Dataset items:
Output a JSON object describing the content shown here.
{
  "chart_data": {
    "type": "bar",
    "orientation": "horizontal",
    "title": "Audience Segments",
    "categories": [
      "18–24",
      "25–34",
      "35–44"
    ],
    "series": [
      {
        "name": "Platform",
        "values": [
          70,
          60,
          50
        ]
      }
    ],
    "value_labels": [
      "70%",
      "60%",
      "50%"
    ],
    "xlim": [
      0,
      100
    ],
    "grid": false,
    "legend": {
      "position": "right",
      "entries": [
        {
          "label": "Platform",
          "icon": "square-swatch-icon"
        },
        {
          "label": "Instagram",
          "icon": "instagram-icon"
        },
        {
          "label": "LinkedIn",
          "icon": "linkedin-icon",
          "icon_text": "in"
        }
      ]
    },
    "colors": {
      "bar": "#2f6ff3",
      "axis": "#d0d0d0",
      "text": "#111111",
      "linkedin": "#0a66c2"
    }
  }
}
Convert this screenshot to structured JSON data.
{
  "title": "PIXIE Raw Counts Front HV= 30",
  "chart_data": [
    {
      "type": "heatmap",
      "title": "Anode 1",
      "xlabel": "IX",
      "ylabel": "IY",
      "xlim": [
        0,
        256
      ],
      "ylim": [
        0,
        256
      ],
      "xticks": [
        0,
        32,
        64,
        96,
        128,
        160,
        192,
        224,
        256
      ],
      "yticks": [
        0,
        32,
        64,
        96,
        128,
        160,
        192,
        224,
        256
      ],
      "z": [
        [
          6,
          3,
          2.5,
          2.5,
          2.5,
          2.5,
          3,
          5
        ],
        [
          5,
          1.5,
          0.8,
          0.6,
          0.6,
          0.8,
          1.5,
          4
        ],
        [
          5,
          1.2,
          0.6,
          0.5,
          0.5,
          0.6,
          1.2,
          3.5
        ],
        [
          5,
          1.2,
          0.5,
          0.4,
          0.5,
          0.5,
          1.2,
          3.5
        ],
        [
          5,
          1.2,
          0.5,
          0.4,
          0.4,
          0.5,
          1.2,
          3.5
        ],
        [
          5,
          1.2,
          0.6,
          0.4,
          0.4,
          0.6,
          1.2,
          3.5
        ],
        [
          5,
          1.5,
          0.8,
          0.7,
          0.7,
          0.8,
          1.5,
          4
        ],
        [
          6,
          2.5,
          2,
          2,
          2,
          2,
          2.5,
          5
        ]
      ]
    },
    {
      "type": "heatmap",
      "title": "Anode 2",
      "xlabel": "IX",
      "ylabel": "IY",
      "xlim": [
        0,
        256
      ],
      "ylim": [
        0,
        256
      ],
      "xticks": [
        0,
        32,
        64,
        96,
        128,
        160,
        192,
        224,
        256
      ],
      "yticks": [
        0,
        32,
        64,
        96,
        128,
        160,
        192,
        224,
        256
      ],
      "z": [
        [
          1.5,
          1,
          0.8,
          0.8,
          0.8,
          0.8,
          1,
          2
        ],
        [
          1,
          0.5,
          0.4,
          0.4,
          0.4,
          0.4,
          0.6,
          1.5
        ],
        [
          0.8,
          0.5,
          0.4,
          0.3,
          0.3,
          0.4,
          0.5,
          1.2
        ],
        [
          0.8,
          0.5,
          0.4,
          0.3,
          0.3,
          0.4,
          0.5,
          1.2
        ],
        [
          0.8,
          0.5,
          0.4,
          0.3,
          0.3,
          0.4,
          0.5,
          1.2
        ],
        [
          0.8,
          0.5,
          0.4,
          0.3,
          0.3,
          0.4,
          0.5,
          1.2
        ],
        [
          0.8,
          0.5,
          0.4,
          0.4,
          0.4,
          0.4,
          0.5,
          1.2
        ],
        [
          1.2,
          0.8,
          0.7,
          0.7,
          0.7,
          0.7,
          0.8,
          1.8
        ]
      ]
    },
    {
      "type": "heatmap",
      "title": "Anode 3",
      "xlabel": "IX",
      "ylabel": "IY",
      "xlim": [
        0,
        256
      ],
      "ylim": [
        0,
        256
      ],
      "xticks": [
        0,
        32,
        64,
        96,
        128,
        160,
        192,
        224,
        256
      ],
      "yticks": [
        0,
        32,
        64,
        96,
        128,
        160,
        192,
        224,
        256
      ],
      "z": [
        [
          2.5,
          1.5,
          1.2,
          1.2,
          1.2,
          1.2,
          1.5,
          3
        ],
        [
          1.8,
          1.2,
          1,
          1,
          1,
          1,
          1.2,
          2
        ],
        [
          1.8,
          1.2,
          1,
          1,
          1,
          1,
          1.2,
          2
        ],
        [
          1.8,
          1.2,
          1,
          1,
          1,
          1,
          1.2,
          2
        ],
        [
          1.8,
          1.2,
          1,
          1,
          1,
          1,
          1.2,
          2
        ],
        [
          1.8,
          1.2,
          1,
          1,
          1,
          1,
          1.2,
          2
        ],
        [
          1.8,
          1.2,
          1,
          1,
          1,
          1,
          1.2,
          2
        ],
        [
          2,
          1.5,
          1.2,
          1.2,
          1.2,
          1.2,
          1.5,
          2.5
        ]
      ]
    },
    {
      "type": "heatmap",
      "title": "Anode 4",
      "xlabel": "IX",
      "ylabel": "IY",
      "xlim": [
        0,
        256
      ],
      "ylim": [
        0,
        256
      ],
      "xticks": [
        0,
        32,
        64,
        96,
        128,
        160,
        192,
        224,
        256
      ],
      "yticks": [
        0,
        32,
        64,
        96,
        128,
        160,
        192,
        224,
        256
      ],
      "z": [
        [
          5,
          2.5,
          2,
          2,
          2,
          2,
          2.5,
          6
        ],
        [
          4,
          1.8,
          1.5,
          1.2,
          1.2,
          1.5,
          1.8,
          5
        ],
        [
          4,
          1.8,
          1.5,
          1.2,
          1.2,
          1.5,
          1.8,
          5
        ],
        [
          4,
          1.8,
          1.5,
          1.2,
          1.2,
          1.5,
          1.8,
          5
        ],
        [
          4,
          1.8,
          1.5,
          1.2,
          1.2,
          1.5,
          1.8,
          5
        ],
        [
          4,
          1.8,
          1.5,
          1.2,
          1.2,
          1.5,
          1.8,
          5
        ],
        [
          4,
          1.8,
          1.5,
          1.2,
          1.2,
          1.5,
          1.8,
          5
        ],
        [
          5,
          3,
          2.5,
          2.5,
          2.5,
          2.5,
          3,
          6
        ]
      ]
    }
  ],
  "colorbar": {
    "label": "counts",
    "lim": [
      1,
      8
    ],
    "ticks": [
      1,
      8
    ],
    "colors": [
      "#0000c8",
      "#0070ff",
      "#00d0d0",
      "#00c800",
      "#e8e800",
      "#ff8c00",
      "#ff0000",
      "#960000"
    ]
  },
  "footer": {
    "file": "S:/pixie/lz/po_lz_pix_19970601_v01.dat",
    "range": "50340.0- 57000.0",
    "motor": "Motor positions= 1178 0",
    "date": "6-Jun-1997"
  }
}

▸ **Problem statement**
Scan the material for lines with the word "title", and copy each line you find.

▸ **Answer**
    "title": "Audience Segments",
  "title": "PIXIE Raw Counts Front HV= 30",
      "title": "Anode 1",
      "title": "Anode 2",
      "title": "Anode 3",
      "title": "Anode 4",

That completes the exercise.